Short task
Copy, in full, each line of the material that holds the word "meta".

(Part of a data file)
□ □ □ □
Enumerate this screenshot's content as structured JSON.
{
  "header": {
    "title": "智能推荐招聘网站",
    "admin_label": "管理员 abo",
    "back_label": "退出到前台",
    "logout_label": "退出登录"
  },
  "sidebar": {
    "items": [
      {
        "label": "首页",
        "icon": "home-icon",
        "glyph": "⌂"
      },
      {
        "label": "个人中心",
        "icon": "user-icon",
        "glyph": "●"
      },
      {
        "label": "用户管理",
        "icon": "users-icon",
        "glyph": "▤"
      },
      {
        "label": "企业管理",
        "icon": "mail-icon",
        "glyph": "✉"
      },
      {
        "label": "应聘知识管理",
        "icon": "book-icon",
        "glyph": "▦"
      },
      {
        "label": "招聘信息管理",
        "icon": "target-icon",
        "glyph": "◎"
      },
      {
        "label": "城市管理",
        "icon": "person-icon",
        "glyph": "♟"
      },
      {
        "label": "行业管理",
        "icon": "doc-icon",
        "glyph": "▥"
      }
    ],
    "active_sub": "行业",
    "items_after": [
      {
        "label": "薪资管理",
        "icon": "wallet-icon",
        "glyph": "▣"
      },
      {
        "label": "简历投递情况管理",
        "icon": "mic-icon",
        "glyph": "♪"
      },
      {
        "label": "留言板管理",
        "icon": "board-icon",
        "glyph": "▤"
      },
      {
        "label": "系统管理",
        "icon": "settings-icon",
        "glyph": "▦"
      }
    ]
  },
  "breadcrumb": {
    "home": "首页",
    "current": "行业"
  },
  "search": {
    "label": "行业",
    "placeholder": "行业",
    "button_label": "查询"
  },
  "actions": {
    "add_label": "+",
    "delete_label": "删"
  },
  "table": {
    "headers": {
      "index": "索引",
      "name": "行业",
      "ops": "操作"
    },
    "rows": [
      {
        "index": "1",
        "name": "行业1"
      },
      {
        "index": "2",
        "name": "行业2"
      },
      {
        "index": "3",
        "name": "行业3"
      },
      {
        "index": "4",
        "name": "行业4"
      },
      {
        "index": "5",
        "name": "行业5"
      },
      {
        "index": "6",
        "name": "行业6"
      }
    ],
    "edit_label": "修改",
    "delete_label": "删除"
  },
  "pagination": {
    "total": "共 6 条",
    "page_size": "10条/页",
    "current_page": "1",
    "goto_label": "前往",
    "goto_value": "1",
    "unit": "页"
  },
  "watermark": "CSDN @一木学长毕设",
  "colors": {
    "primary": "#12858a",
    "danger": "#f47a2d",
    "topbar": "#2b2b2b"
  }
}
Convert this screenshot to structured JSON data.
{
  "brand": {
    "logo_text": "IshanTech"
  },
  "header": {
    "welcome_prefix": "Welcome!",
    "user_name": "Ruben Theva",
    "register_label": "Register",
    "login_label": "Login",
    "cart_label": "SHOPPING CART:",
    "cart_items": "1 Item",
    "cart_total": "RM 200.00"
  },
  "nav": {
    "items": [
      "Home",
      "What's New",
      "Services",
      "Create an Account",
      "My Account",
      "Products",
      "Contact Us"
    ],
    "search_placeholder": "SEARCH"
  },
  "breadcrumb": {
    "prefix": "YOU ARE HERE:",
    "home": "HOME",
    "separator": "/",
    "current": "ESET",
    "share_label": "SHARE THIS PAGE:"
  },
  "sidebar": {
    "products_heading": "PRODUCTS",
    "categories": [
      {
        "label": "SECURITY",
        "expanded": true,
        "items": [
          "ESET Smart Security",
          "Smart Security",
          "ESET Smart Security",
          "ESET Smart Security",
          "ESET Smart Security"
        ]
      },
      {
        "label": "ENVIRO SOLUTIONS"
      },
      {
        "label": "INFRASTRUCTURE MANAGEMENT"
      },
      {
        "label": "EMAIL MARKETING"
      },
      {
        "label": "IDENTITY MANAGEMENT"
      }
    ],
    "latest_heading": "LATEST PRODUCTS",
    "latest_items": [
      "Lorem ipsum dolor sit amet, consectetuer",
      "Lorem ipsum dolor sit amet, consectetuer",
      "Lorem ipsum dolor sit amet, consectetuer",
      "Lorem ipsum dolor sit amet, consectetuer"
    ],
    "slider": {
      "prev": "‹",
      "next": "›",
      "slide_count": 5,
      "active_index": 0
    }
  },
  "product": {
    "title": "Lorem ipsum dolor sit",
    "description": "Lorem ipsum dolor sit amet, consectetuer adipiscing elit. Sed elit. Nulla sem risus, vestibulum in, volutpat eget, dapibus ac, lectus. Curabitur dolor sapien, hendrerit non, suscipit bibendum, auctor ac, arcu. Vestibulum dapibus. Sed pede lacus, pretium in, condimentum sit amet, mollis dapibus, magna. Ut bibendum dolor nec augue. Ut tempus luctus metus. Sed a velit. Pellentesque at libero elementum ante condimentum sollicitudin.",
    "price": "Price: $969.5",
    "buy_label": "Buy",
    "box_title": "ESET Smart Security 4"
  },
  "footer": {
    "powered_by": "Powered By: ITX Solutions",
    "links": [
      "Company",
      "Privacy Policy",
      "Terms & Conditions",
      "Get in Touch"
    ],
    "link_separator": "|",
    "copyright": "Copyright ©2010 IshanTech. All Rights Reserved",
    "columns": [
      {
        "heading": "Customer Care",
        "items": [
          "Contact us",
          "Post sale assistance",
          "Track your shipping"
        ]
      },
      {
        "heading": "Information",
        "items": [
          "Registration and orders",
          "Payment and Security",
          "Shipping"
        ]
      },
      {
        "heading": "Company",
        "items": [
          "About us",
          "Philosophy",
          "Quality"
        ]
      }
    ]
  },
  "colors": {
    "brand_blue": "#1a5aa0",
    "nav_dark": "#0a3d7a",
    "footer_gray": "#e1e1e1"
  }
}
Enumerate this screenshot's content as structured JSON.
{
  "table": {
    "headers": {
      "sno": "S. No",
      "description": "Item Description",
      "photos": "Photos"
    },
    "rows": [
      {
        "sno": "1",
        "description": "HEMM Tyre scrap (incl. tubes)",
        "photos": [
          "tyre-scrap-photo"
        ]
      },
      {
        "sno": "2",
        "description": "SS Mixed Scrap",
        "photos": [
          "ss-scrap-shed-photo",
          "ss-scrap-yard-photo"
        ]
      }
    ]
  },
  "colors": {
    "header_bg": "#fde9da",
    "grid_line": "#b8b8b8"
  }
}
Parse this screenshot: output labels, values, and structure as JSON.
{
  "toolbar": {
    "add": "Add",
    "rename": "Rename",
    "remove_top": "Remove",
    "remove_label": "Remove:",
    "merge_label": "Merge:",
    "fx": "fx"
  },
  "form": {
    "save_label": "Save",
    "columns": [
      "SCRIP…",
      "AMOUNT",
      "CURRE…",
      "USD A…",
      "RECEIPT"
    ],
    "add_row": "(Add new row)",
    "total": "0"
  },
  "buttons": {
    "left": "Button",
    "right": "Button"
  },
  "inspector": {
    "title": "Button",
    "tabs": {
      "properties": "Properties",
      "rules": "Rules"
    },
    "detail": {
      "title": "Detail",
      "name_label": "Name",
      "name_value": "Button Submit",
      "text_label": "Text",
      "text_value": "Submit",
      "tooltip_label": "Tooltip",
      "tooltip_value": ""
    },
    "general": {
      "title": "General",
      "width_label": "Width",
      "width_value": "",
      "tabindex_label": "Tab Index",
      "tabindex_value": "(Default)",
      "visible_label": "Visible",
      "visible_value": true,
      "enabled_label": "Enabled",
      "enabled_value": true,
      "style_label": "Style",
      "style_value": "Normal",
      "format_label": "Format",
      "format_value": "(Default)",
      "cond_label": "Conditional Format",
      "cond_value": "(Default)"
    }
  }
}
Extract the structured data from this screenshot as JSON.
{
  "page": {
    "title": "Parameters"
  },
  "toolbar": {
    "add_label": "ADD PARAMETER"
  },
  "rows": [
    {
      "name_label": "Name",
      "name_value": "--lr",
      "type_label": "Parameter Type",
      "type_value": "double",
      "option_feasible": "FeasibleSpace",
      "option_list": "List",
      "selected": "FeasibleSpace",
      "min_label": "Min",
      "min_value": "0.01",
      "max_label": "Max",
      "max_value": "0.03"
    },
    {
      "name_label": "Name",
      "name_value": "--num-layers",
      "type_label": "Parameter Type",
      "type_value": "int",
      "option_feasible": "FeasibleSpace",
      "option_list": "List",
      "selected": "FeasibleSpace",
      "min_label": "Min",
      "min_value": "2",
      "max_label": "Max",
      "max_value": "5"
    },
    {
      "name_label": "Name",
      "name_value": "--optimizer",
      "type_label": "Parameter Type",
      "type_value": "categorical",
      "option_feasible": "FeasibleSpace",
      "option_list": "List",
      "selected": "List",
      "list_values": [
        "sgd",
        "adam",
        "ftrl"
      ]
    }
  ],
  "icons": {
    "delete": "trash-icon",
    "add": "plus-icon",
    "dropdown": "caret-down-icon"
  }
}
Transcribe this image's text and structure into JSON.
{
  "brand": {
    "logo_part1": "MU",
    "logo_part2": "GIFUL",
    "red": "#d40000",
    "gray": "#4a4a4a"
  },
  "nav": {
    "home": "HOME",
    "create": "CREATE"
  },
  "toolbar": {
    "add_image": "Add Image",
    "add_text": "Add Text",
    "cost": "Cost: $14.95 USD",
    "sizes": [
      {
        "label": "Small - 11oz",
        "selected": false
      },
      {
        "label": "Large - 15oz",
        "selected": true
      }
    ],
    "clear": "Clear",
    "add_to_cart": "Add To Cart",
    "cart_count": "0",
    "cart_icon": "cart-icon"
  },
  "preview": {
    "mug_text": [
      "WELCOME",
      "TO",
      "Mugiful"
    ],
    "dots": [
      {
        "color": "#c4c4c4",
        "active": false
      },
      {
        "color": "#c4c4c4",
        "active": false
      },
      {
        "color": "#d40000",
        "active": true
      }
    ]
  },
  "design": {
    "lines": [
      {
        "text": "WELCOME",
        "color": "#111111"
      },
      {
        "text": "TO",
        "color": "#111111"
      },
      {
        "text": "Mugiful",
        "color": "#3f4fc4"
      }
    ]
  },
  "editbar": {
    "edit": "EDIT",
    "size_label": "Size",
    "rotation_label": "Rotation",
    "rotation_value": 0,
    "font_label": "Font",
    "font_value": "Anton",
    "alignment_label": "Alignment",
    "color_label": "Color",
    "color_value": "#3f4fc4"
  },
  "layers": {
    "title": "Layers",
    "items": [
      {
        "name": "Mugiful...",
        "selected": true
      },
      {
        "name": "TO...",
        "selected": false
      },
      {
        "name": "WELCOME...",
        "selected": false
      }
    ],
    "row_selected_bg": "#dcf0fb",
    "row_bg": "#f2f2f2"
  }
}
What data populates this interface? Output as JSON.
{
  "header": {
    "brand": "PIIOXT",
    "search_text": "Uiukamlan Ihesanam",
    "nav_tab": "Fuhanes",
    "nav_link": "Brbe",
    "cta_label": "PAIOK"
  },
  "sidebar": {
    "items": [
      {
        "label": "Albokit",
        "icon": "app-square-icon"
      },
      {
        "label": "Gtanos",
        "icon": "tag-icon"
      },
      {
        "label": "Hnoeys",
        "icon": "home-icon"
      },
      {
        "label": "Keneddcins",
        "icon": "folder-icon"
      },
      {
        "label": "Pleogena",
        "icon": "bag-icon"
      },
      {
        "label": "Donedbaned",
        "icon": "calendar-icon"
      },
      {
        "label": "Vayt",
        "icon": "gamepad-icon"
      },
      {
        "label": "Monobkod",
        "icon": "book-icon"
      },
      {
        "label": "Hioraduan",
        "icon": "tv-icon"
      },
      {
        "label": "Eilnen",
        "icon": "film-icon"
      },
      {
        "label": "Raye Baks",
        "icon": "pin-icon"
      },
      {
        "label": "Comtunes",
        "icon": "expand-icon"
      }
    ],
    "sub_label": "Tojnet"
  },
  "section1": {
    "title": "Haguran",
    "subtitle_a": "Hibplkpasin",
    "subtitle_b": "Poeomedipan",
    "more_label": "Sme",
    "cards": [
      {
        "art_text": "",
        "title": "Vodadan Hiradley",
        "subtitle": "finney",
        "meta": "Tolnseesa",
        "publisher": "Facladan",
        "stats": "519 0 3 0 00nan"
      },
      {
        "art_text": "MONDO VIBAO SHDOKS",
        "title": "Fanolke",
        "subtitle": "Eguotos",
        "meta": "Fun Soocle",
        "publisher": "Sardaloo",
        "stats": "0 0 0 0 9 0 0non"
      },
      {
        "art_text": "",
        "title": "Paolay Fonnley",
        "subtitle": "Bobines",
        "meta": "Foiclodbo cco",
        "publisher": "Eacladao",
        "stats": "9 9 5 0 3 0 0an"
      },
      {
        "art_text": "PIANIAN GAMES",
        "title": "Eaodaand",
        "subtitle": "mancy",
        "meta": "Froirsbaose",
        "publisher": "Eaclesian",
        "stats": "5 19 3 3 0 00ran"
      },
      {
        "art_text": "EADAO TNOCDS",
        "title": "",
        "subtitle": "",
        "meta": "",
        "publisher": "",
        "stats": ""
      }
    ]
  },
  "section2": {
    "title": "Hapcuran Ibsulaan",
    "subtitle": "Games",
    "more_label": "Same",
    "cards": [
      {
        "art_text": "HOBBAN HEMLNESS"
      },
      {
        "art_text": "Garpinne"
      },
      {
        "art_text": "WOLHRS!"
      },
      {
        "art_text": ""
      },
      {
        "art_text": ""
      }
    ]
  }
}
□ □ □ □
Exercise response
        "meta": "Tolnseesa",
        "meta": "Fun Soocle",
        "meta": "Foiclodbo cco",
        "meta": "Froirsbaose",
        "meta": "",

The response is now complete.